● **Stated problem**: Quote, verbatim, all material below, without pictures.

● **Stored entries**:
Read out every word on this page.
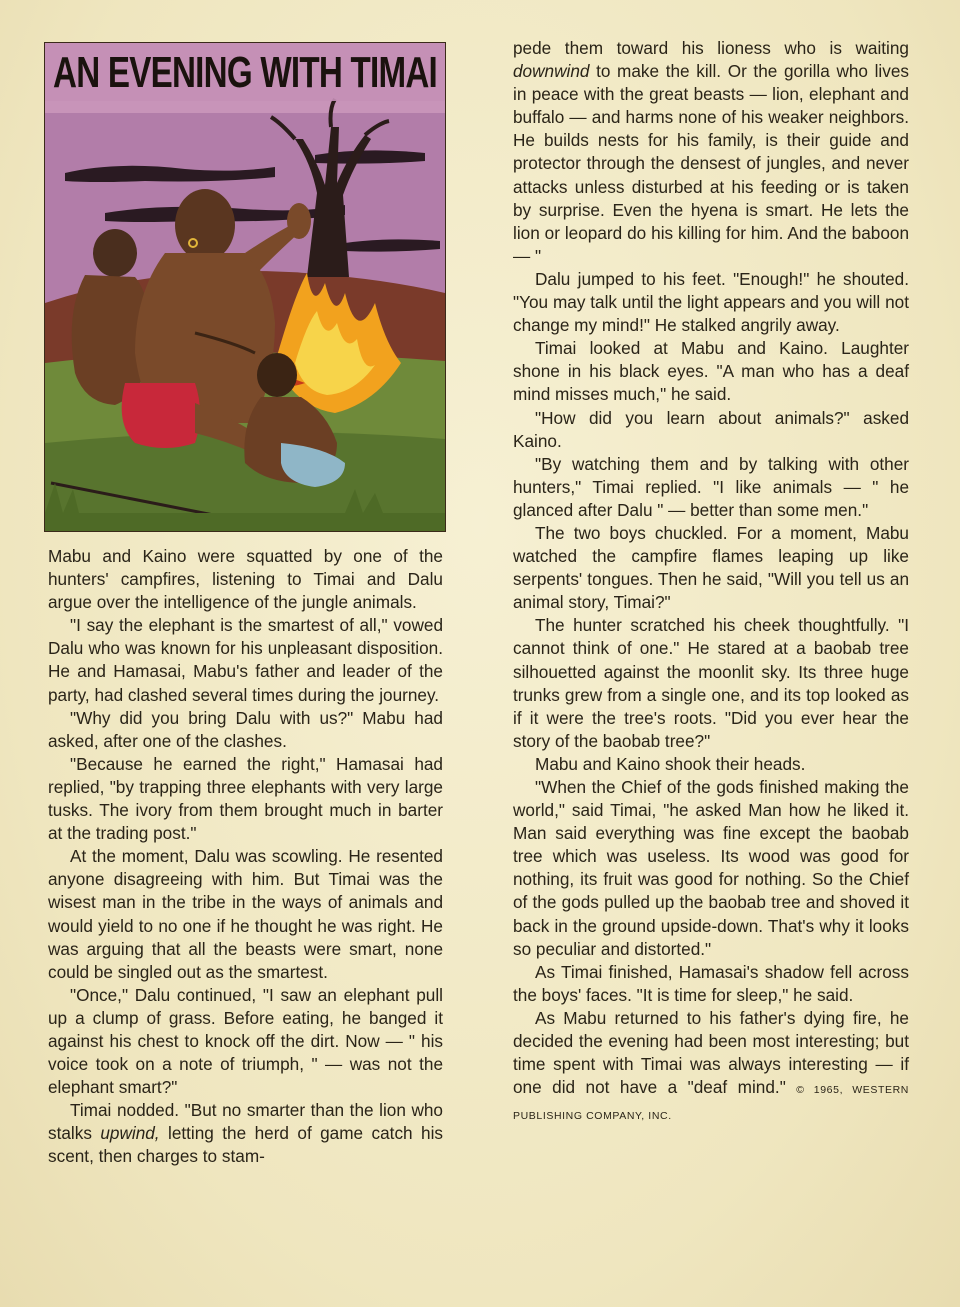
AN EVENING WITH TIMAI

Mabu and Kaino were squatted by one of the hunters' campfires, listening to Timai and Dalu argue over the intelligence of the jungle animals.

"I say the elephant is the smartest of all," vowed Dalu who was known for his unpleasant disposition. He and Hamasai, Mabu's father and leader of the party, had clashed several times during the journey.

"Why did you bring Dalu with us?" Mabu had asked, after one of the clashes.

"Because he earned the right," Hamasai had replied, "by trapping three elephants with very large tusks. The ivory from them brought much in barter at the trading post."

At the moment, Dalu was scowling. He resented anyone disagreeing with him. But Timai was the wisest man in the tribe in the ways of animals and would yield to no one if he thought he was right. He was arguing that all the beasts were smart, none could be singled out as the smartest.

"Once," Dalu continued, "I saw an elephant pull up a clump of grass. Before eating, he banged it against his chest to knock off the dirt. Now — " his voice took on a note of triumph, " — was not the elephant smart?"

Timai nodded. "But no smarter than the lion who stalks upwind, letting the herd of game catch his scent, then charges to stam-

pede them toward his lioness who is waiting downwind to make the kill. Or the gorilla who lives in peace with the great beasts — lion, elephant and buffalo — and harms none of his weaker neighbors. He builds nests for his family, is their guide and protector through the densest of jungles, and never attacks unless disturbed at his feeding or is taken by surprise. Even the hyena is smart. He lets the lion or leopard do his killing for him. And the baboon — "

Dalu jumped to his feet. "Enough!" he shouted. "You may talk until the light appears and you will not change my mind!" He stalked angrily away.

Timai looked at Mabu and Kaino. Laughter shone in his black eyes. "A man who has a deaf mind misses much," he said.

"How did you learn about animals?" asked Kaino.

"By watching them and by talking with other hunters," Timai replied. "I like animals — " he glanced after Dalu " — better than some men."

The two boys chuckled. For a moment, Mabu watched the campfire flames leaping up like serpents' tongues. Then he said, "Will you tell us an animal story, Timai?"

The hunter scratched his cheek thoughtfully. "I cannot think of one." He stared at a baobab tree silhouetted against the moonlit sky. Its three huge trunks grew from a single one, and its top looked as if it were the tree's roots. "Did you ever hear the story of the baobab tree?"

Mabu and Kaino shook their heads.

"When the Chief of the gods finished making the world," said Timai, "he asked Man how he liked it. Man said everything was fine except the baobab tree which was useless. Its wood was good for nothing, its fruit was good for nothing. So the Chief of the gods pulled up the baobab tree and shoved it back in the ground upside-down. That's why it looks so peculiar and distorted."

As Timai finished, Hamasai's shadow fell across the boys' faces. "It is time for sleep," he said.

As Mabu returned to his father's dying fire, he decided the evening had been most interesting; but time spent with Timai was always interesting — if one did not have a "deaf mind." © 1965, WESTERN PUBLISHING COMPANY, INC.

● **The result**:
Read out every word on this page.
AN EVENING WITH TIMAI

Mabu and Kaino were squatted by one of the hunters' campfires, listening to Timai and Dalu argue over the intelligence of the jungle animals.

"I say the elephant is the smartest of all," vowed Dalu who was known for his unpleasant disposition. He and Hamasai, Mabu's father and leader of the party, had clashed several times during the journey.

"Why did you bring Dalu with us?" Mabu had asked, after one of the clashes.

"Because he earned the right," Hamasai had replied, "by trapping three elephants with very large tusks. The ivory from them brought much in barter at the trading post."

At the moment, Dalu was scowling. He resented anyone disagreeing with him. But Timai was the wisest man in the tribe in the ways of animals and would yield to no one if he thought he was right. He was arguing that all the beasts were smart, none could be singled out as the smartest.

"Once," Dalu continued, "I saw an elephant pull up a clump of grass. Before eating, he banged it against his chest to knock off the dirt. Now — " his voice took on a note of triumph, " — was not the elephant smart?"

Timai nodded. "But no smarter than the lion who stalks upwind, letting the herd of game catch his scent, then charges to stam-

pede them toward his lioness who is waiting downwind to make the kill. Or the gorilla who lives in peace with the great beasts — lion, elephant and buffalo — and harms none of his weaker neighbors. He builds nests for his family, is their guide and protector through the densest of jungles, and never attacks unless disturbed at his feeding or is taken by surprise. Even the hyena is smart. He lets the lion or leopard do his killing for him. And the baboon — "

Dalu jumped to his feet. "Enough!" he shouted. "You may talk until the light appears and you will not change my mind!" He stalked angrily away.

Timai looked at Mabu and Kaino. Laughter shone in his black eyes. "A man who has a deaf mind misses much," he said.

"How did you learn about animals?" asked Kaino.

"By watching them and by talking with other hunters," Timai replied. "I like animals — " he glanced after Dalu " — better than some men."

The two boys chuckled. For a moment, Mabu watched the campfire flames leaping up like serpents' tongues. Then he said, "Will you tell us an animal story, Timai?"

The hunter scratched his cheek thoughtfully. "I cannot think of one." He stared at a baobab tree silhouetted against the moonlit sky. Its three huge trunks grew from a single one, and its top looked as if it were the tree's roots. "Did you ever hear the story of the baobab tree?"

Mabu and Kaino shook their heads.

"When the Chief of the gods finished making the world," said Timai, "he asked Man how he liked it. Man said everything was fine except the baobab tree which was useless. Its wood was good for nothing, its fruit was good for nothing. So the Chief of the gods pulled up the baobab tree and shoved it back in the ground upside-down. That's why it looks so peculiar and distorted."

As Timai finished, Hamasai's shadow fell across the boys' faces. "It is time for sleep," he said.

As Mabu returned to his father's dying fire, he decided the evening had been most interesting; but time spent with Timai was always interesting — if one did not have a "deaf mind." © 1965, WESTERN PUBLISHING COMPANY, INC.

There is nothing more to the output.